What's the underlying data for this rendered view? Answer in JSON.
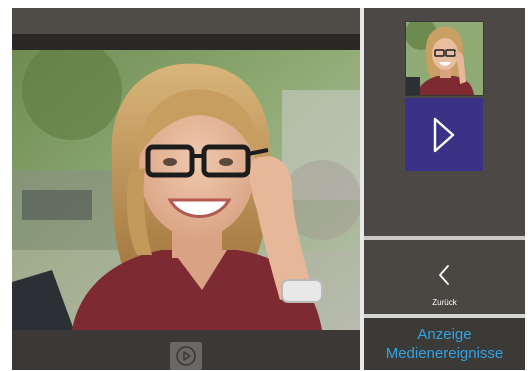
{
  "viewer": {
    "photo_alt": "Besucherfoto",
    "play_icon": "play-icon"
  },
  "side": {
    "thumbnail_icon": "visitor-thumbnail",
    "play_icon": "play-icon",
    "back": {
      "icon": "chevron-left-icon",
      "label": "Zurück"
    },
    "media_button": {
      "line1": "Anzeige",
      "line2": "Medienereignisse"
    }
  },
  "colors": {
    "accent_blue": "#31a3e3",
    "play_button": "#3b3287",
    "panel": "#4a4743"
  }
}
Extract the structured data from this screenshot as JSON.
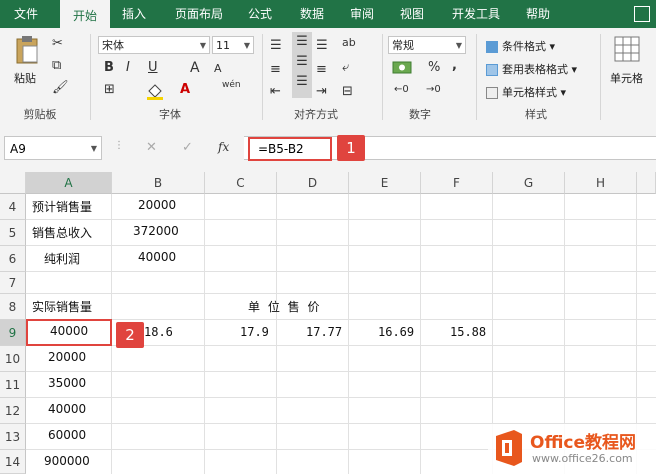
{
  "menu": {
    "tabs": [
      "文件",
      "开始",
      "插入",
      "页面布局",
      "公式",
      "数据",
      "审阅",
      "视图",
      "开发工具",
      "帮助"
    ],
    "active_index": 1
  },
  "ribbon": {
    "clipboard": {
      "paste_label": "粘贴",
      "group_label": "剪贴板"
    },
    "font": {
      "font_name": "宋体",
      "font_size": "11",
      "bold": "B",
      "italic": "I",
      "underline": "U",
      "grow": "A",
      "shrink": "A",
      "wen": "wén",
      "group_label": "字体"
    },
    "alignment": {
      "group_label": "对齐方式"
    },
    "number": {
      "format": "常规",
      "percent": "%",
      "comma": ",",
      "group_label": "数字"
    },
    "styles": {
      "conditional": "条件格式",
      "table": "套用表格格式",
      "cell_styles": "单元格样式",
      "group_label": "样式"
    },
    "cells": {
      "label": "单元格"
    }
  },
  "formula_bar": {
    "name_box": "A9",
    "fx": "fx",
    "formula": "=B5-B2",
    "badge": "1"
  },
  "columns": [
    "A",
    "B",
    "C",
    "D",
    "E",
    "F",
    "G",
    "H"
  ],
  "rows": [
    "4",
    "5",
    "6",
    "7",
    "8",
    "9",
    "10",
    "11",
    "12",
    "13",
    "14"
  ],
  "cells": {
    "a4": "预计销售量",
    "b4": "20000",
    "a5": "销售总收入",
    "b5": "372000",
    "a6": "纯利润",
    "b6": "40000",
    "a8": "实际销售量",
    "unit_price_header": "单  位  售  价",
    "a9": "40000",
    "b9": "18.6",
    "c9": "17.9",
    "d9": "17.77",
    "e9": "16.69",
    "f9": "15.88",
    "a10": "20000",
    "a11": "35000",
    "a12": "40000",
    "a13": "60000",
    "a14": "900000"
  },
  "selection_badge": "2",
  "watermark": {
    "brand": "Office教程网",
    "url": "www.office26.com"
  },
  "colors": {
    "accent": "#217346",
    "highlight": "#e0443e",
    "brand_orange": "#e8571d"
  }
}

PROMPT >>
Extract all the entries word for word; omit any pictures.

THE RESPONSE >>
What's the underlying data for this rendered view? Answer in JSON.
{
  "viewer": {
    "photo_alt": "Besucherfoto",
    "play_icon": "play-icon"
  },
  "side": {
    "thumbnail_icon": "visitor-thumbnail",
    "play_icon": "play-icon",
    "back": {
      "icon": "chevron-left-icon",
      "label": "Zurück"
    },
    "media_button": {
      "line1": "Anzeige",
      "line2": "Medienereignisse"
    }
  },
  "colors": {
    "accent_blue": "#31a3e3",
    "play_button": "#3b3287",
    "panel": "#4a4743"
  }
}
Extract the structured data from this screenshot as JSON.
{
  "menu": {
    "tabs": [
      "文件",
      "开始",
      "插入",
      "页面布局",
      "公式",
      "数据",
      "审阅",
      "视图",
      "开发工具",
      "帮助"
    ],
    "active_index": 1
  },
  "ribbon": {
    "clipboard": {
      "paste_label": "粘贴",
      "group_label": "剪贴板"
    },
    "font": {
      "font_name": "宋体",
      "font_size": "11",
      "bold": "B",
      "italic": "I",
      "underline": "U",
      "grow": "A",
      "shrink": "A",
      "wen": "wén",
      "group_label": "字体"
    },
    "alignment": {
      "group_label": "对齐方式"
    },
    "number": {
      "format": "常规",
      "percent": "%",
      "comma": ",",
      "group_label": "数字"
    },
    "styles": {
      "conditional": "条件格式",
      "table": "套用表格格式",
      "cell_styles": "单元格样式",
      "group_label": "样式"
    },
    "cells": {
      "label": "单元格"
    }
  },
  "formula_bar": {
    "name_box": "A9",
    "fx": "fx",
    "formula": "=B5-B2",
    "badge": "1"
  },
  "columns": [
    "A",
    "B",
    "C",
    "D",
    "E",
    "F",
    "G",
    "H"
  ],
  "rows": [
    "4",
    "5",
    "6",
    "7",
    "8",
    "9",
    "10",
    "11",
    "12",
    "13",
    "14"
  ],
  "cells": {
    "a4": "预计销售量",
    "b4": "20000",
    "a5": "销售总收入",
    "b5": "372000",
    "a6": "纯利润",
    "b6": "40000",
    "a8": "实际销售量",
    "unit_price_header": "单  位  售  价",
    "a9": "40000",
    "b9": "18.6",
    "c9": "17.9",
    "d9": "17.77",
    "e9": "16.69",
    "f9": "15.88",
    "a10": "20000",
    "a11": "35000",
    "a12": "40000",
    "a13": "60000",
    "a14": "900000"
  },
  "selection_badge": "2",
  "watermark": {
    "brand": "Office教程网",
    "url": "www.office26.com"
  },
  "colors": {
    "accent": "#217346",
    "highlight": "#e0443e",
    "brand_orange": "#e8571d"
  }
}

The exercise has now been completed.